Exemplos como este são artificiais, mas eles cumprem sua função; eles mostram que é necessário ser dito mais sobre justificação antes de afirmarmos tem um relato adequado de conhecimento.

Justificação

Preliminarmente, uma questão é sobre se tendo justificações para acreditar que algum p implica a verdade de p, pois, se assim é, contra-exemplo do tipo mencionado nesse momento nada alcança e não precisamos persebuir modos de bloqueá-los. Há certamente uma perspectiva, chamada "infalibiismo", que oferece exatamente um tal recurso. Ela estabelece que se é verdadeiro que S conhece p, então S não pode esta enganado em acreditar em p, e portanto sua justificação para acreditar em p garante sua verdade. A afirmação é, em resumo, que alguém não pode estar justificado na crença de uma proposição falsa.

Essa perspectiva é rejeitada pelos "falibilistas", cuja afirmação é a de que alguém pode de fato ter uma justificação para acreditar em algum p embora ele seja falso. Sua consideração para o infalibilismo volta-se sobre a identificação de um engano em no seu argumento sustentado . O engano é que apesar de que a verdade de "S sabe que p" certamente nega a possibilidade de que S está em erro, isto está bem distante de dizer que S está situado de tal modo que ele não pode, possivelmente, estar errado sobre p. É correto dizer: (1) "é impossível para S estar errado sobre p se ele conhece p", mas não é invariavelmente certo dizer (2) "se S conhece p, então é impossível para ele estar errado sobre p". O engano está em pensar que a leitura correta de amplo escopo (1) de "é impossível" autoriza a leitura de escopo estreito (2) que constitui o infalibilismo.

Um infalibilista conta que fazer a definição de conhecimento parece simples: S sabe que p se sua crença em p é justificada infalivelmente. Mas essa definição produz uma noção de conhecimento também restrita, pois ela diz que S pode justificar sua crença em p somente quanto a possibilidade da falsidade de p estiver excluída. Embora pareça ser um lugar comum da experiência epistêmica que alguém pode ter a melhor evidência ao acreditar em algo e ainda assim estar errado (como a abordagem do ceticismo dada adiante lamenta mostrar), que é dizer que o falibilismo parece somente explicar a justificação adequada aos fatos da vida epistêmica. Precisamos, portanto, ver se as teorias falibilistas de justificação podem nos dar uma abordagem adequada do conhecimento.

__Linhas de dados__:
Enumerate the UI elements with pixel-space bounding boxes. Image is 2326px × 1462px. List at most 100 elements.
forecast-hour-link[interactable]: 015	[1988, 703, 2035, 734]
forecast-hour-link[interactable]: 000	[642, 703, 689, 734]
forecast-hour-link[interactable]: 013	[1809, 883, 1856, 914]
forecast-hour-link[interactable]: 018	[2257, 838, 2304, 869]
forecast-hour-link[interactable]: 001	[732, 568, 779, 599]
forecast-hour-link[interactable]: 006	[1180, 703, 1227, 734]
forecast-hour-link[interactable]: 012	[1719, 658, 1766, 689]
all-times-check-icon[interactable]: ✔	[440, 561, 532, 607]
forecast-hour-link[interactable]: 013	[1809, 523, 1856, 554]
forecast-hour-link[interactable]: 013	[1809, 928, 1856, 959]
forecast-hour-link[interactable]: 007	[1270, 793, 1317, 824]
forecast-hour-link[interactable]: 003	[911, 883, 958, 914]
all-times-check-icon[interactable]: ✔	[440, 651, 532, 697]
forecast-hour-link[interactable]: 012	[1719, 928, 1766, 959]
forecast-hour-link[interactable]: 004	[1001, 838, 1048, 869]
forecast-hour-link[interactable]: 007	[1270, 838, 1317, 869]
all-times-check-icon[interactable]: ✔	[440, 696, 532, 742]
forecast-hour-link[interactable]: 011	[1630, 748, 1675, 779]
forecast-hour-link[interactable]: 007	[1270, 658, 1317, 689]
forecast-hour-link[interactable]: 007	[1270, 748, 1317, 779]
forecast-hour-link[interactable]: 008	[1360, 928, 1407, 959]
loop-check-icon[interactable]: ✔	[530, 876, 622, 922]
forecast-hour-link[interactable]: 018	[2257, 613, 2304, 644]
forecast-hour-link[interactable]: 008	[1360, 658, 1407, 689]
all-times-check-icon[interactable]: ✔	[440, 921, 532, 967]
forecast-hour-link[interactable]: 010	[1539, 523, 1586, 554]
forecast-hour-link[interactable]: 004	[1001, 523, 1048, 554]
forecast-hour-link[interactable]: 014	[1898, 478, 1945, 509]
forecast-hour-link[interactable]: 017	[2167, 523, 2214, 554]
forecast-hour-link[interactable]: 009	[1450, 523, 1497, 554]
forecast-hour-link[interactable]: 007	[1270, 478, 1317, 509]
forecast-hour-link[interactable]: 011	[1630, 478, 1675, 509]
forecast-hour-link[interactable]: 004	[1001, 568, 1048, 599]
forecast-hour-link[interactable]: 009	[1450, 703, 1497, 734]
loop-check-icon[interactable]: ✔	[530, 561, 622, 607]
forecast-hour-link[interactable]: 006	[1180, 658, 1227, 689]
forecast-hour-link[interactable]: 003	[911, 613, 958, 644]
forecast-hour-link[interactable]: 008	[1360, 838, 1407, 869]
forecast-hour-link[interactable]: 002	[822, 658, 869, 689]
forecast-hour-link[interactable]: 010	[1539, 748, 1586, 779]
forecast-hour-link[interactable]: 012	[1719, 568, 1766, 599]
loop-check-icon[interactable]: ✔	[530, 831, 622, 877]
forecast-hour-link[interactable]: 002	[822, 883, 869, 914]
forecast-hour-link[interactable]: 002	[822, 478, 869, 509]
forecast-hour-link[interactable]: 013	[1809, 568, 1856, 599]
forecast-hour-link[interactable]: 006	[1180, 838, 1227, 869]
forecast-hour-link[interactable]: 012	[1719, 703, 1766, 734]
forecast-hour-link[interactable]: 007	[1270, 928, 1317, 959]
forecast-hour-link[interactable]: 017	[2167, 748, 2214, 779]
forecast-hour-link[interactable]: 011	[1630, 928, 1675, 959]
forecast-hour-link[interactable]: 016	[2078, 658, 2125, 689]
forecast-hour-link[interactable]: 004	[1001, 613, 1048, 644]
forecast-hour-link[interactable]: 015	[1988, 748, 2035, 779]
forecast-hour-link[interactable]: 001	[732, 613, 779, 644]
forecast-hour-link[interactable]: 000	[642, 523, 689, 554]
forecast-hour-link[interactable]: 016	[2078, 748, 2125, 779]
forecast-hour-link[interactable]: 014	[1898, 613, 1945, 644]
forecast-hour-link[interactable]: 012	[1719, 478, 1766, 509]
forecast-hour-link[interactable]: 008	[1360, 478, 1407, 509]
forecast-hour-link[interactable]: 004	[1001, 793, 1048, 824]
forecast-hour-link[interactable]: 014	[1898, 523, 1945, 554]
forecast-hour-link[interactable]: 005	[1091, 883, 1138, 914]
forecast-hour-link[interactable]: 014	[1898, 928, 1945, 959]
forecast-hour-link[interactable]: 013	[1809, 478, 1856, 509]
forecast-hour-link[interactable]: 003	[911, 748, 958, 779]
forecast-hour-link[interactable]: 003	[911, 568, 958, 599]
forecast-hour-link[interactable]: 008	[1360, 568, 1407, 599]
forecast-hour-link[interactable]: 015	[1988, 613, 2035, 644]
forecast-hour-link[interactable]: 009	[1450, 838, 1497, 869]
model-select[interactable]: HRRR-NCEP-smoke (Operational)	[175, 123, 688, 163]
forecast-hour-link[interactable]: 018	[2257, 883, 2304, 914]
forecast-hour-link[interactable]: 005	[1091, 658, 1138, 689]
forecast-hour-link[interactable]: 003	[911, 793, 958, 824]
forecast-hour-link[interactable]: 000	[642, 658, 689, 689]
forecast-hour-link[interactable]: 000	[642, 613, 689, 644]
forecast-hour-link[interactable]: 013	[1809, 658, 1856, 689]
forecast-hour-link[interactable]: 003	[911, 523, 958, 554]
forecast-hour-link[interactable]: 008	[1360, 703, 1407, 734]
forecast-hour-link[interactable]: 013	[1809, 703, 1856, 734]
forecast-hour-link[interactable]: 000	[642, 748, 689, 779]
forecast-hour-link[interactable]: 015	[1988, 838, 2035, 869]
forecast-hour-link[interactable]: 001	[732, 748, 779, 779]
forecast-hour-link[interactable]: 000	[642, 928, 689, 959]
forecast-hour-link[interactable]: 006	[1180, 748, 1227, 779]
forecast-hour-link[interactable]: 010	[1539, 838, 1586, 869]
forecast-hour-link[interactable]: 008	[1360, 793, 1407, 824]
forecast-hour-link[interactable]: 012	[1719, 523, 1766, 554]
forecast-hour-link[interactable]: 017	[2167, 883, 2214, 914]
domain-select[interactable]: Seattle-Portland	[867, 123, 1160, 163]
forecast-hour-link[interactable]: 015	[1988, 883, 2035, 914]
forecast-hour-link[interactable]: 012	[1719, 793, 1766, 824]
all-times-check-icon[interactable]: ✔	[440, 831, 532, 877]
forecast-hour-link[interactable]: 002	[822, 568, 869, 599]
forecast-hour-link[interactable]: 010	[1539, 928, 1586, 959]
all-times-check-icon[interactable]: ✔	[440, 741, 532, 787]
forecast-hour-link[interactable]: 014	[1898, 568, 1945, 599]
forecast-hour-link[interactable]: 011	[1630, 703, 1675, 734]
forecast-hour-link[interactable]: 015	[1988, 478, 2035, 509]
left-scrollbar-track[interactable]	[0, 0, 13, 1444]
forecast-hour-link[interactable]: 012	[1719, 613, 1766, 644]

__Tarefa proposta__:
Indique, por favor, se cada afirmação concorda com o trecho sobre justificação, respondendo sim ou não e citando literalmente as palavras decisivas do trecho. (a) Para o infalibilismo, ninguém pode estar justificado ao crer numa proposição falsa. (b) Os falibilistas negam que alguém possa ter justificação para acreditar em algo falso. (c) A definição infalibilista gera uma noção de conhecimento ampla demais. Os dados formam um material à parte, sem relação com o trecho.

__Resposta ao exercício__:
(a) Sim: "A afirmação é, em resumo, que alguém não pode estar justificado na crença de uma proposição falsa."
(b) Não: "alguém pode de fato ter uma justificação para acreditar em algum p embora ele seja falso."
(c) Não: "essa definição produz uma noção de conhecimento também restrita"